- **Your goal**
Read the data and repeat all of it exactly.

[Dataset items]

******

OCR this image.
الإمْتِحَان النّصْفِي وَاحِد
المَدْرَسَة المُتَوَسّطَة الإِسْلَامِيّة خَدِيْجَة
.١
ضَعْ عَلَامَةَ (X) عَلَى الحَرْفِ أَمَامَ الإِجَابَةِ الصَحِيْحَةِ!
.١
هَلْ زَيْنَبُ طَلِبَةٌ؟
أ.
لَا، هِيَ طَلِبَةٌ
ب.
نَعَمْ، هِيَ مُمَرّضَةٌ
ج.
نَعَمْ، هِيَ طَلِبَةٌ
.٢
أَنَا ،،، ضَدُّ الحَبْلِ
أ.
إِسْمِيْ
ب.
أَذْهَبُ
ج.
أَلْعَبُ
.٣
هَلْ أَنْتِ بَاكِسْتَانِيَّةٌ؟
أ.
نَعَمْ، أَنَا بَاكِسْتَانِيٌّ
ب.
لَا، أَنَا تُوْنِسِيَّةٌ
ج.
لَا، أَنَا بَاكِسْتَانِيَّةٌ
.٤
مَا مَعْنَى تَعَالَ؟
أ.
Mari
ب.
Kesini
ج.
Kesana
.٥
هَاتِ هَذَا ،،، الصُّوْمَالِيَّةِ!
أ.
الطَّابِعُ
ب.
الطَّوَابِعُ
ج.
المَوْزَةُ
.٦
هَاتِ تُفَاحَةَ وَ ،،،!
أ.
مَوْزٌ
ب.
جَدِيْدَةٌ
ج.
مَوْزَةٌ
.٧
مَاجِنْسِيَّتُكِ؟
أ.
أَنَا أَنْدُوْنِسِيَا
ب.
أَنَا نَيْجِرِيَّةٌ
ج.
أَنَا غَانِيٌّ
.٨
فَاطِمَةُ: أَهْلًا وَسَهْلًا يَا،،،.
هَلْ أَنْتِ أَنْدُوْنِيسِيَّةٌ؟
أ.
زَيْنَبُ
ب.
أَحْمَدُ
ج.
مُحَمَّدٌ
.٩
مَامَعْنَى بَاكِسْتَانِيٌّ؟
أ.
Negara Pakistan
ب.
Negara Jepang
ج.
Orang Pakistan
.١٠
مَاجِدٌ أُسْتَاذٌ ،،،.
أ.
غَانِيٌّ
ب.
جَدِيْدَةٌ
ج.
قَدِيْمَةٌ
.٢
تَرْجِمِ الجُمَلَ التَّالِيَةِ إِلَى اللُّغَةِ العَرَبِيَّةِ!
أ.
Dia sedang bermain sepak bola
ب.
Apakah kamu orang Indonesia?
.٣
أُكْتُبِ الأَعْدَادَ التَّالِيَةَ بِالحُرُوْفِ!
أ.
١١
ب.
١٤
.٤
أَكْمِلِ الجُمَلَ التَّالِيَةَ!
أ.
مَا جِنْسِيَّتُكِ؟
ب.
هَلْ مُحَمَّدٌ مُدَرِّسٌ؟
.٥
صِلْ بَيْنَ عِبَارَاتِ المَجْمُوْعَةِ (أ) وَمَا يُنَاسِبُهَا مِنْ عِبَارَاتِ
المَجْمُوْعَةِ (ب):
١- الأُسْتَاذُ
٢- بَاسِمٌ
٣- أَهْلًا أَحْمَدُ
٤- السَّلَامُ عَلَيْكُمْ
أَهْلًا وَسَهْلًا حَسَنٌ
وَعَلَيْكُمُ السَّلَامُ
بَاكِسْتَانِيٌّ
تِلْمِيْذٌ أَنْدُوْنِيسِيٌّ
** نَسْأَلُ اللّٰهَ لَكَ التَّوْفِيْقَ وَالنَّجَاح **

******

- **Result of this exercise**
OCR this image.
الإمْتِحَان النّصْفِي وَاحِد
المَدْرَسَة المُتَوَسّطَة الإِسْلَامِيّة خَدِيْجَة
.١
ضَعْ عَلَامَةَ (X) عَلَى الحَرْفِ أَمَامَ الإِجَابَةِ الصَحِيْحَةِ!
.١
هَلْ زَيْنَبُ طَلِبَةٌ؟
أ.
لَا، هِيَ طَلِبَةٌ
ب.
نَعَمْ، هِيَ مُمَرّضَةٌ
ج.
نَعَمْ، هِيَ طَلِبَةٌ
.٢
أَنَا ،،، ضَدُّ الحَبْلِ
أ.
إِسْمِيْ
ب.
أَذْهَبُ
ج.
أَلْعَبُ
.٣
هَلْ أَنْتِ بَاكِسْتَانِيَّةٌ؟
أ.
نَعَمْ، أَنَا بَاكِسْتَانِيٌّ
ب.
لَا، أَنَا تُوْنِسِيَّةٌ
ج.
لَا، أَنَا بَاكِسْتَانِيَّةٌ
.٤
مَا مَعْنَى تَعَالَ؟
أ.
Mari
ب.
Kesini
ج.
Kesana
.٥
هَاتِ هَذَا ،،، الصُّوْمَالِيَّةِ!
أ.
الطَّابِعُ
ب.
الطَّوَابِعُ
ج.
المَوْزَةُ
.٦
هَاتِ تُفَاحَةَ وَ ،،،!
أ.
مَوْزٌ
ب.
جَدِيْدَةٌ
ج.
مَوْزَةٌ
.٧
مَاجِنْسِيَّتُكِ؟
أ.
أَنَا أَنْدُوْنِسِيَا
ب.
أَنَا نَيْجِرِيَّةٌ
ج.
أَنَا غَانِيٌّ
.٨
فَاطِمَةُ: أَهْلًا وَسَهْلًا يَا،،،.
هَلْ أَنْتِ أَنْدُوْنِيسِيَّةٌ؟
أ.
زَيْنَبُ
ب.
أَحْمَدُ
ج.
مُحَمَّدٌ
.٩
مَامَعْنَى بَاكِسْتَانِيٌّ؟
أ.
Negara Pakistan
ب.
Negara Jepang
ج.
Orang Pakistan
.١٠
مَاجِدٌ أُسْتَاذٌ ،،،.
أ.
غَانِيٌّ
ب.
جَدِيْدَةٌ
ج.
قَدِيْمَةٌ
.٢
تَرْجِمِ الجُمَلَ التَّالِيَةِ إِلَى اللُّغَةِ العَرَبِيَّةِ!
أ.
Dia sedang bermain sepak bola
ب.
Apakah kamu orang Indonesia?
.٣
أُكْتُبِ الأَعْدَادَ التَّالِيَةَ بِالحُرُوْفِ!
أ.
١١
ب.
١٤
.٤
أَكْمِلِ الجُمَلَ التَّالِيَةَ!
أ.
مَا جِنْسِيَّتُكِ؟
ب.
هَلْ مُحَمَّدٌ مُدَرِّسٌ؟
.٥
صِلْ بَيْنَ عِبَارَاتِ المَجْمُوْعَةِ (أ) وَمَا يُنَاسِبُهَا مِنْ عِبَارَاتِ
المَجْمُوْعَةِ (ب):
١- الأُسْتَاذُ
٢- بَاسِمٌ
٣- أَهْلًا أَحْمَدُ
٤- السَّلَامُ عَلَيْكُمْ
أَهْلًا وَسَهْلًا حَسَنٌ
وَعَلَيْكُمُ السَّلَامُ
بَاكِسْتَانِيٌّ
تِلْمِيْذٌ أَنْدُوْنِيسِيٌّ
** نَسْأَلُ اللّٰهَ لَكَ التَّوْفِيْقَ وَالنَّجَاح **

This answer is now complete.